## [Tarefa proposta]
Prossiga o texto sobre a ascensão do fascismo e o livro de Bruna Ramos da Fonte a partir da última frase apresentada.

## [Trecho do documento]
No cenário global, a situação não é melhor. Nos EUA, Trump, com seu histórico de misoginia e xenofobia, segue disputando a campanha eleitoral mesmo após as condenações por falsificação de registros comerciais Na Europa a ascensão é da extrema direita preocupa políticos e especialistas. Logo, o fascismo, com seu conservadorismo exacerbado e sua busca truculenta por derrotar aqueles que considera causadores dos problemas do país, se revela um monstro que adormece e acorda de geração em geração. Se no passado causou os estragos da Segunda Guerra, hoje ressurge como um rolo compressor que quer passar por cima de direitos sociais e grupos minoritários, especialmente imigrantes, negros, indígenas, árabes, mulheres e a comunidade LGBT.


Contudo, os ciclos de ascensão e queda de correntes políticas que se alinham ao fascismo e seus ideais tirânicos faz também emergir expressões artísticas de enfrentamento. No Brasil e na América Latina como um todo, por conta de históricos recentes de ditaduras, temos um material muito vasto de músicas que refletem sobre o peso das opressões e a importância da liberdade. E é sobre isso que Bruna Ramos da Fonte discorre em “Apenas uma mulher latino-americana” (Ed. Rocco).


Com menção a artistas como Belchior, Victor Jara, Violeta Parra e MC Carol, a escritora expõe os resultados de uma vigorosa pesquisa sobre como as tensões sociais e a história da música se cruzaram em diferentes momentos. O tema central da obra é apresentado por meio de diversas narrativas e reflexões pessoais da autora, desde os relatos sobre os processos conflituosos de miscigenação em sua própria família até inquietações a respeito do impacto das redes sociais na geração atual. Tudo contribui para um scan mais amplo sobre o Brasil e América Latina que pulsam hoje, sem perder de vista a influência que europeus e estadunidenses exerceram e exercem sobre nossa política e nossa cultura.

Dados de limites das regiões
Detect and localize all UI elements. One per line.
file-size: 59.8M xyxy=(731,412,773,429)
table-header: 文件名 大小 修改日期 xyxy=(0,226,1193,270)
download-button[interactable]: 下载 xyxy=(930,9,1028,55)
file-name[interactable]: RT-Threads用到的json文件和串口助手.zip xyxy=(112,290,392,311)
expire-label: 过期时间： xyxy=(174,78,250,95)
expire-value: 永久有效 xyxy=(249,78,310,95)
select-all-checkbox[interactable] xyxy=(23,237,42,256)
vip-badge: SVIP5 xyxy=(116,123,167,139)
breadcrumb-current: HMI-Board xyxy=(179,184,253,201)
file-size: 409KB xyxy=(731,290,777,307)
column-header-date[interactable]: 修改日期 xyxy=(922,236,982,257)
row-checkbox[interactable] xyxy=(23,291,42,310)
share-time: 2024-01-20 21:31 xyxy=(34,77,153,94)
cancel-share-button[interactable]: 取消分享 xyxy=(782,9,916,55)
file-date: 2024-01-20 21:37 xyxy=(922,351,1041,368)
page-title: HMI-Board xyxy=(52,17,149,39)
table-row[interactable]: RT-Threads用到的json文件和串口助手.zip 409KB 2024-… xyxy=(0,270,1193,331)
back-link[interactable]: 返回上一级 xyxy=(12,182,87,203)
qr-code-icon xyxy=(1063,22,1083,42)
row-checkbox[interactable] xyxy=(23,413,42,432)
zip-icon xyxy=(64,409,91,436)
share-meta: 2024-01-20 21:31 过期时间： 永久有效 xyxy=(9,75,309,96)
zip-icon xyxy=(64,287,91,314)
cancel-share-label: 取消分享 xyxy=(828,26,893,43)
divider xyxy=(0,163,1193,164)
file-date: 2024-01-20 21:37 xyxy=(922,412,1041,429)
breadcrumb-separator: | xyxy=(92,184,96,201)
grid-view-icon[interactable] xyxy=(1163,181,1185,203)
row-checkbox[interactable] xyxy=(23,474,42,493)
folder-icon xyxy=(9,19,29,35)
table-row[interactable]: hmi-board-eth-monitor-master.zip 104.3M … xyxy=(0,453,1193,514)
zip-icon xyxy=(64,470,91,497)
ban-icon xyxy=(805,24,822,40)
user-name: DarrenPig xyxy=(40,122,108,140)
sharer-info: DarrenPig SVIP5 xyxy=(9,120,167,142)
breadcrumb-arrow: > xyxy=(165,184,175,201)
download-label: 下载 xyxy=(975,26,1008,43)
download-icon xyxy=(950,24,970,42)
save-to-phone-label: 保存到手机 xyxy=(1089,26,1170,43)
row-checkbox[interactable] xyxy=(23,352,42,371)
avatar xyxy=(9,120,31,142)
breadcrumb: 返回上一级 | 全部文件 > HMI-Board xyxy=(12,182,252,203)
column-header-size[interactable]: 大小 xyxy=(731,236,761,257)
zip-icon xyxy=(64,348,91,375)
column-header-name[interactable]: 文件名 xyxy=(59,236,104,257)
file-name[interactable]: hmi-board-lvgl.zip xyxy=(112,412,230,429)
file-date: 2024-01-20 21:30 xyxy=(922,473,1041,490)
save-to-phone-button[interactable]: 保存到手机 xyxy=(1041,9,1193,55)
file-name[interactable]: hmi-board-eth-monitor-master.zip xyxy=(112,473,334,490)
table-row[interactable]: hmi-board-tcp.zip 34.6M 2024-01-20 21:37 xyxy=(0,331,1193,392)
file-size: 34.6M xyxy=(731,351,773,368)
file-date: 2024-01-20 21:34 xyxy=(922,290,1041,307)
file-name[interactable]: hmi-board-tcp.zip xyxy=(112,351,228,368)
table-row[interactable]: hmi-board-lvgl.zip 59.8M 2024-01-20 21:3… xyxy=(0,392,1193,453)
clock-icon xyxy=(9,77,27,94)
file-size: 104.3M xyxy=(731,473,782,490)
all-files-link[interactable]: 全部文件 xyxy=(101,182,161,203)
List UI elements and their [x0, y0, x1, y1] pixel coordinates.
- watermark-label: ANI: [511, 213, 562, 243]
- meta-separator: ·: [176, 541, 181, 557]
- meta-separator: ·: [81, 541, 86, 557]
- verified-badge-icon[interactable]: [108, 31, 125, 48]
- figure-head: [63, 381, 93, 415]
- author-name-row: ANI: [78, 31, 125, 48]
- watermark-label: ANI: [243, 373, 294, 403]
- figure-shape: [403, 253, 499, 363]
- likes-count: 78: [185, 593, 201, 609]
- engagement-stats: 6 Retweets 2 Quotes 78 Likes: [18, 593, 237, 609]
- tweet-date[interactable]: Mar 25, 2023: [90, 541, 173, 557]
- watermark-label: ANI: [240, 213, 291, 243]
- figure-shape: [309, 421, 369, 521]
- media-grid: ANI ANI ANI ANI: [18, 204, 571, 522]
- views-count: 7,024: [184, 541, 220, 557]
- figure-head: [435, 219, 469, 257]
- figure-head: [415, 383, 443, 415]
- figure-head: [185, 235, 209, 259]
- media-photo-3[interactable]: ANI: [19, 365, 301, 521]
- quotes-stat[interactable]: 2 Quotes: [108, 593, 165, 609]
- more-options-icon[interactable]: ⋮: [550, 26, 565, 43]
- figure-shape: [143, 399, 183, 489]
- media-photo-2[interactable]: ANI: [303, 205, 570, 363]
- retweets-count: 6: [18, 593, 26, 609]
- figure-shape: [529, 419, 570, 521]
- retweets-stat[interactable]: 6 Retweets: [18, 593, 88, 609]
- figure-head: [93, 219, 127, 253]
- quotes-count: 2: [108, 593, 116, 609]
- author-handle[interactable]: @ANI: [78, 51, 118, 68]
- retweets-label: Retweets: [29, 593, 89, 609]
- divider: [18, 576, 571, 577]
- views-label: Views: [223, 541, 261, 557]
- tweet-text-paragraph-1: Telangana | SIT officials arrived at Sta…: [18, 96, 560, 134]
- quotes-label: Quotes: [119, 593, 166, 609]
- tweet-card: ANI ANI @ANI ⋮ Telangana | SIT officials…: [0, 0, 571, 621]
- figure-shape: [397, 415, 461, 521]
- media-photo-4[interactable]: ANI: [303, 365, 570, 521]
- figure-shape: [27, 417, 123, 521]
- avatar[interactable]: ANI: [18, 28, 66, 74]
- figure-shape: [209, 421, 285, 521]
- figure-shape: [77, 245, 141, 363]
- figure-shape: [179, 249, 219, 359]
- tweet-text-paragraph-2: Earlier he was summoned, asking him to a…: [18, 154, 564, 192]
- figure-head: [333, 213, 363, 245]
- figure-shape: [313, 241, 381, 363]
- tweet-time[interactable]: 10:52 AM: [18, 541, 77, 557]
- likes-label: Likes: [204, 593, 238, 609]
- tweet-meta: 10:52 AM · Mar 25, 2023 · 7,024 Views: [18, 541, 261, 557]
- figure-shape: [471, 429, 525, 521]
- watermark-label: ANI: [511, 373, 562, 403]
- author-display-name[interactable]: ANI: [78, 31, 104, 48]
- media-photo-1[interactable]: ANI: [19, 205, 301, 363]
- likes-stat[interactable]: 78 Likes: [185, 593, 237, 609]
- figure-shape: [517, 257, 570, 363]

## [Resultado do exercício]
A proposta da autora é justamente trazer a reflexão de que a dor causada pelos conflitos sociais gera como fruto composições artísticas que devem nos lembrar, para sempre, de erros que a sociedade não deveria mais cometer. O problema, contudo, é que a sociedade continua errando, de novo e de novo. Logo, novas músicas, novas obras, novas expressões artísticas se fazem necessárias – a existência do livro em si já é um exemplo disso.


A dor da repetição


A renovação dos ciclos de luta e enfrentamento nos traz sensação de cansaço. Todo esforço que se faz hoje para combater tais problemas deverá ser repetido no futuro, porque ainda não aprendemos, coletivamente, sobre a importância de, ao menos, abrandar as desigualdades que desumanizam grupos sociais inteiros. E esse cansaço é perigoso, porque pode nos levar à desesperança e ao conformismo.


Entretanto, o livro “Apenas uma mulher latino-americana” nos invoca a consciência de que a principal revolução que devemos fazer é interna – a busca por uma evolução pessoal que se reflita em atitudes de impacto coletivo, sensibilizando-nos para a humanidade que existe em cada uma das pessoas à nossa volta. Quanto mais essa conscientização se refletir em ações práticas que transformam a vida de quem nos rodeia, melhor.


Além disso, o resgate histórico das antigas e recentes lutas sociais, enfrentadas no Brasil, na América Latina e no mundo, nos lembra que, apesar do cansaço, é necessário que nos mantenhamos em pé para não deixarmos que os retrocessos engulam o futuro das próximas gerações. É preciso ser um pouco utópico e sonhador, vislumbrar uma sociedade mais justa mesmo que menos realista, para que sigamos caminhando em frente. O movimento é fundamental, seja a passos largos ou curtos. O único pecado que não podemos cometer é a inanição.